▸ **Records provided**:
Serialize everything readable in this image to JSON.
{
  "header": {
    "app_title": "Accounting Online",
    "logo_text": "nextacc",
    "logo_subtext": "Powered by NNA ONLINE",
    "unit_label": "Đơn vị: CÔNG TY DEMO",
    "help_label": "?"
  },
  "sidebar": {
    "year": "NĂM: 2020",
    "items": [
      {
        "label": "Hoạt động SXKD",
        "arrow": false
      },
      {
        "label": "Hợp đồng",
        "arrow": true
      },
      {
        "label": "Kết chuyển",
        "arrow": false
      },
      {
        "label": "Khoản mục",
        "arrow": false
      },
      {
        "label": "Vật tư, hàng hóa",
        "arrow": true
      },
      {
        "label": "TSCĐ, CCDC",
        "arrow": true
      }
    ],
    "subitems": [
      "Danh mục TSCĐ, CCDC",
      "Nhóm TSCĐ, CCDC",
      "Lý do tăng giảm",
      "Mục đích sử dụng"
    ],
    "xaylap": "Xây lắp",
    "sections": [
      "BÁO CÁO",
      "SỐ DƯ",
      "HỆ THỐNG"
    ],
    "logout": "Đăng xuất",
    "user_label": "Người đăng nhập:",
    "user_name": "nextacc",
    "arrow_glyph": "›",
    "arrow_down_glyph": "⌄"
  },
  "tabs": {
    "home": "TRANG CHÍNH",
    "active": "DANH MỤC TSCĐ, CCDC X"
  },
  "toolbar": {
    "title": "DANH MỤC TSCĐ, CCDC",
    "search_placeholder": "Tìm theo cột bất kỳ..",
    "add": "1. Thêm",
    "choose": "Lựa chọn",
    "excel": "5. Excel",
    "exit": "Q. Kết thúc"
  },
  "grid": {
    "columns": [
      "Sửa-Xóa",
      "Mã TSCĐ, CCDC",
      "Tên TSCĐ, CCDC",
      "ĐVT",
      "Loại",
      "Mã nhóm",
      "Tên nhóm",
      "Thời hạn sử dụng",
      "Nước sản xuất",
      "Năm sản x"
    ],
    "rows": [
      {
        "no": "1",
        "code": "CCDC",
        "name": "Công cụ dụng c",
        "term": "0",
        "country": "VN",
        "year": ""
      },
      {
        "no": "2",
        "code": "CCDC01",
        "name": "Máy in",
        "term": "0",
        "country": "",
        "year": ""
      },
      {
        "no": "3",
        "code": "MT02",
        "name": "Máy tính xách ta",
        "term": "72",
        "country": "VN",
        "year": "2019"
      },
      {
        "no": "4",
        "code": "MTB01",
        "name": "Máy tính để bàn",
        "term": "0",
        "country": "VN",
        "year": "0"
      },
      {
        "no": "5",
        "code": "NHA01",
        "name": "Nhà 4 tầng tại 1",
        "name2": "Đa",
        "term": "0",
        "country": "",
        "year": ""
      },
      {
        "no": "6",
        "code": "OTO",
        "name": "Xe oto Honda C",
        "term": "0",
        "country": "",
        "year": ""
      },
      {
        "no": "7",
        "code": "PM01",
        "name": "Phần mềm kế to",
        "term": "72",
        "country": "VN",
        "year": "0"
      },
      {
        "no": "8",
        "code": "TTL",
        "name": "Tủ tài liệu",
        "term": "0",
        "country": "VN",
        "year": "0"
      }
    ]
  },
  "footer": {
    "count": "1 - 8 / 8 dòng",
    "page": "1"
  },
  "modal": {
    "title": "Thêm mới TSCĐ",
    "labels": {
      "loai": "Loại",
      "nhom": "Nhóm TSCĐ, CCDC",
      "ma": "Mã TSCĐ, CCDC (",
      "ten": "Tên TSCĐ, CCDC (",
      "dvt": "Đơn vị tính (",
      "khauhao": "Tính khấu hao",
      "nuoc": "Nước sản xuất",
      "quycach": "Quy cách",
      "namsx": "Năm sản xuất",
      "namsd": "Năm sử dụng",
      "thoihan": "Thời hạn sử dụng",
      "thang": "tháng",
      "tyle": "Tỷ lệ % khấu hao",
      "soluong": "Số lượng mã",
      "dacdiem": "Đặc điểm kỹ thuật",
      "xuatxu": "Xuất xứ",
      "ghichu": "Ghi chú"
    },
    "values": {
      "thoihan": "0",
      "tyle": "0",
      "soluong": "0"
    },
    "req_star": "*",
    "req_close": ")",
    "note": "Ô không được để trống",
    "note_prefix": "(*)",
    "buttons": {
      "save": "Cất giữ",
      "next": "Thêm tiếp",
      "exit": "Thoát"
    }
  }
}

▸ **Description of the task**:
Go through the lines above. Select every one that has the string "khấu".

▸ **Response to the task**:
      "khauhao": "Tính khấu hao",
      "tyle": "Tỷ lệ % khấu hao",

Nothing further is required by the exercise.